- _Problem_
Your task is to restate the data word for word.

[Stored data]
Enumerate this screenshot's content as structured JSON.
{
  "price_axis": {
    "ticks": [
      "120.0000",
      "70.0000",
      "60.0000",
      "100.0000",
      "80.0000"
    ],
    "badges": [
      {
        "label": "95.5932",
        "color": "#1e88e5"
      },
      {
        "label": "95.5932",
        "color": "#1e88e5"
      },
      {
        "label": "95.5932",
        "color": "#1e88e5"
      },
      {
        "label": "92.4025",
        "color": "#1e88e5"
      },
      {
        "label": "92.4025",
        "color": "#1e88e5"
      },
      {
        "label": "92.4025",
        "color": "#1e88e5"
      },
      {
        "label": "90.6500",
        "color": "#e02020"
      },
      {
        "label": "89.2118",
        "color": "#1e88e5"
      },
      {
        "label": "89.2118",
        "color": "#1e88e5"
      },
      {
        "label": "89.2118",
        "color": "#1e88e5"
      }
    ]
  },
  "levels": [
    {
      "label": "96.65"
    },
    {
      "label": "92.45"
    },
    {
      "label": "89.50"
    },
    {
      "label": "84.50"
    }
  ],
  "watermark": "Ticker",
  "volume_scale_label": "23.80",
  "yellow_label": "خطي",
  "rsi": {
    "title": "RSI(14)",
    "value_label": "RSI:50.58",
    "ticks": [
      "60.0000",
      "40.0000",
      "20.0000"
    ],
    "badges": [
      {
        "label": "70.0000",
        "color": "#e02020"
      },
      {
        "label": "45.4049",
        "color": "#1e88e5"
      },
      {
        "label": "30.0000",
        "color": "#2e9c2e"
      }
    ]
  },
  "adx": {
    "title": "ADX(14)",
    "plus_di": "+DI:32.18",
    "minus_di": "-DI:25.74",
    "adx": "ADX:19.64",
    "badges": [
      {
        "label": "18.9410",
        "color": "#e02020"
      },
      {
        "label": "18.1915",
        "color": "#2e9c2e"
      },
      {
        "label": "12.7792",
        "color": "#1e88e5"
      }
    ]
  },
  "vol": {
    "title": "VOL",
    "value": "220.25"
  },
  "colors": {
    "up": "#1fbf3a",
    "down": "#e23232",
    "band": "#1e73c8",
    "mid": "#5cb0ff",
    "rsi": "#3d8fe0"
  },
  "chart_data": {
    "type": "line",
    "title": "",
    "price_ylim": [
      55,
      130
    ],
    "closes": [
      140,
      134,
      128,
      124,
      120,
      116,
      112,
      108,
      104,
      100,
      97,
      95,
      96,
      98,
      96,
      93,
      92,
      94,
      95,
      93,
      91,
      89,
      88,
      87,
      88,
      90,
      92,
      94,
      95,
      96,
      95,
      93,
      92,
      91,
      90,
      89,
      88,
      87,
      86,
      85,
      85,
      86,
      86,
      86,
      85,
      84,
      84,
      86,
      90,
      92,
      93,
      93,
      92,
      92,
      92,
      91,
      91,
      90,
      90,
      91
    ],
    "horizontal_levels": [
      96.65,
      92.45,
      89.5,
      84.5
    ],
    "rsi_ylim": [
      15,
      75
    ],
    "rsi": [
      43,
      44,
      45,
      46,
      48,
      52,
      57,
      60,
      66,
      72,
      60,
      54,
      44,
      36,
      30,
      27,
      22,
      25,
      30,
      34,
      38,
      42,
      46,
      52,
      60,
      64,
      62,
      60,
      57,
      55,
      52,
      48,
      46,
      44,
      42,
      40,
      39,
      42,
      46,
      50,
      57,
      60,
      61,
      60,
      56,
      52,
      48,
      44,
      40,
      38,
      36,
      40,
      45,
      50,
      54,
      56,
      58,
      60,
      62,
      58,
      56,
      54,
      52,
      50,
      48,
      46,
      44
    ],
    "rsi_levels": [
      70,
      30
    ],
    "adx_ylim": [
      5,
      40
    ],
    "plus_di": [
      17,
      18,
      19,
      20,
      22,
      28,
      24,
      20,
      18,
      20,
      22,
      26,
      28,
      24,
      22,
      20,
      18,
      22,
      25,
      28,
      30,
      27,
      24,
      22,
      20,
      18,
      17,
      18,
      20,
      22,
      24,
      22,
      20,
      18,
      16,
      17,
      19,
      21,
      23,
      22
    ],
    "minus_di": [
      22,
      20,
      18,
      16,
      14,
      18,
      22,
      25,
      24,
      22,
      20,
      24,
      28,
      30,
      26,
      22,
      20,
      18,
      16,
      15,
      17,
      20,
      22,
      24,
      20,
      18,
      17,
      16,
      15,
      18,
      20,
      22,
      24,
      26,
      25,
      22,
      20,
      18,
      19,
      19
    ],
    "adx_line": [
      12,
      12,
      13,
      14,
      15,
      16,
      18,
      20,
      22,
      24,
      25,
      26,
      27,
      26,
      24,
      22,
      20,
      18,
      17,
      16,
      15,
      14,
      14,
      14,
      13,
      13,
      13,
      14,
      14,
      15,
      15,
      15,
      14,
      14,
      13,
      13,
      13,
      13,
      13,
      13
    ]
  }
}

- _Answer_
Enumerate this screenshot's content as structured JSON.
{
  "price_axis": {
    "ticks": [
      "120.0000",
      "70.0000",
      "60.0000",
      "100.0000",
      "80.0000"
    ],
    "badges": [
      {
        "label": "95.5932",
        "color": "#1e88e5"
      },
      {
        "label": "95.5932",
        "color": "#1e88e5"
      },
      {
        "label": "95.5932",
        "color": "#1e88e5"
      },
      {
        "label": "92.4025",
        "color": "#1e88e5"
      },
      {
        "label": "92.4025",
        "color": "#1e88e5"
      },
      {
        "label": "92.4025",
        "color": "#1e88e5"
      },
      {
        "label": "90.6500",
        "color": "#e02020"
      },
      {
        "label": "89.2118",
        "color": "#1e88e5"
      },
      {
        "label": "89.2118",
        "color": "#1e88e5"
      },
      {
        "label": "89.2118",
        "color": "#1e88e5"
      }
    ]
  },
  "levels": [
    {
      "label": "96.65"
    },
    {
      "label": "92.45"
    },
    {
      "label": "89.50"
    },
    {
      "label": "84.50"
    }
  ],
  "watermark": "Ticker",
  "volume_scale_label": "23.80",
  "yellow_label": "خطي",
  "rsi": {
    "title": "RSI(14)",
    "value_label": "RSI:50.58",
    "ticks": [
      "60.0000",
      "40.0000",
      "20.0000"
    ],
    "badges": [
      {
        "label": "70.0000",
        "color": "#e02020"
      },
      {
        "label": "45.4049",
        "color": "#1e88e5"
      },
      {
        "label": "30.0000",
        "color": "#2e9c2e"
      }
    ]
  },
  "adx": {
    "title": "ADX(14)",
    "plus_di": "+DI:32.18",
    "minus_di": "-DI:25.74",
    "adx": "ADX:19.64",
    "badges": [
      {
        "label": "18.9410",
        "color": "#e02020"
      },
      {
        "label": "18.1915",
        "color": "#2e9c2e"
      },
      {
        "label": "12.7792",
        "color": "#1e88e5"
      }
    ]
  },
  "vol": {
    "title": "VOL",
    "value": "220.25"
  },
  "colors": {
    "up": "#1fbf3a",
    "down": "#e23232",
    "band": "#1e73c8",
    "mid": "#5cb0ff",
    "rsi": "#3d8fe0"
  },
  "chart_data": {
    "type": "line",
    "title": "",
    "price_ylim": [
      55,
      130
    ],
    "closes": [
      140,
      134,
      128,
      124,
      120,
      116,
      112,
      108,
      104,
      100,
      97,
      95,
      96,
      98,
      96,
      93,
      92,
      94,
      95,
      93,
      91,
      89,
      88,
      87,
      88,
      90,
      92,
      94,
      95,
      96,
      95,
      93,
      92,
      91,
      90,
      89,
      88,
      87,
      86,
      85,
      85,
      86,
      86,
      86,
      85,
      84,
      84,
      86,
      90,
      92,
      93,
      93,
      92,
      92,
      92,
      91,
      91,
      90,
      90,
      91
    ],
    "horizontal_levels": [
      96.65,
      92.45,
      89.5,
      84.5
    ],
    "rsi_ylim": [
      15,
      75
    ],
    "rsi": [
      43,
      44,
      45,
      46,
      48,
      52,
      57,
      60,
      66,
      72,
      60,
      54,
      44,
      36,
      30,
      27,
      22,
      25,
      30,
      34,
      38,
      42,
      46,
      52,
      60,
      64,
      62,
      60,
      57,
      55,
      52,
      48,
      46,
      44,
      42,
      40,
      39,
      42,
      46,
      50,
      57,
      60,
      61,
      60,
      56,
      52,
      48,
      44,
      40,
      38,
      36,
      40,
      45,
      50,
      54,
      56,
      58,
      60,
      62,
      58,
      56,
      54,
      52,
      50,
      48,
      46,
      44
    ],
    "rsi_levels": [
      70,
      30
    ],
    "adx_ylim": [
      5,
      40
    ],
    "plus_di": [
      17,
      18,
      19,
      20,
      22,
      28,
      24,
      20,
      18,
      20,
      22,
      26,
      28,
      24,
      22,
      20,
      18,
      22,
      25,
      28,
      30,
      27,
      24,
      22,
      20,
      18,
      17,
      18,
      20,
      22,
      24,
      22,
      20,
      18,
      16,
      17,
      19,
      21,
      23,
      22
    ],
    "minus_di": [
      22,
      20,
      18,
      16,
      14,
      18,
      22,
      25,
      24,
      22,
      20,
      24,
      28,
      30,
      26,
      22,
      20,
      18,
      16,
      15,
      17,
      20,
      22,
      24,
      20,
      18,
      17,
      16,
      15,
      18,
      20,
      22,
      24,
      26,
      25,
      22,
      20,
      18,
      19,
      19
    ],
    "adx_line": [
      12,
      12,
      13,
      14,
      15,
      16,
      18,
      20,
      22,
      24,
      25,
      26,
      27,
      26,
      24,
      22,
      20,
      18,
      17,
      16,
      15,
      14,
      14,
      14,
      13,
      13,
      13,
      14,
      14,
      15,
      15,
      15,
      14,
      14,
      13,
      13,
      13,
      13,
      13,
      13
    ]
  }
}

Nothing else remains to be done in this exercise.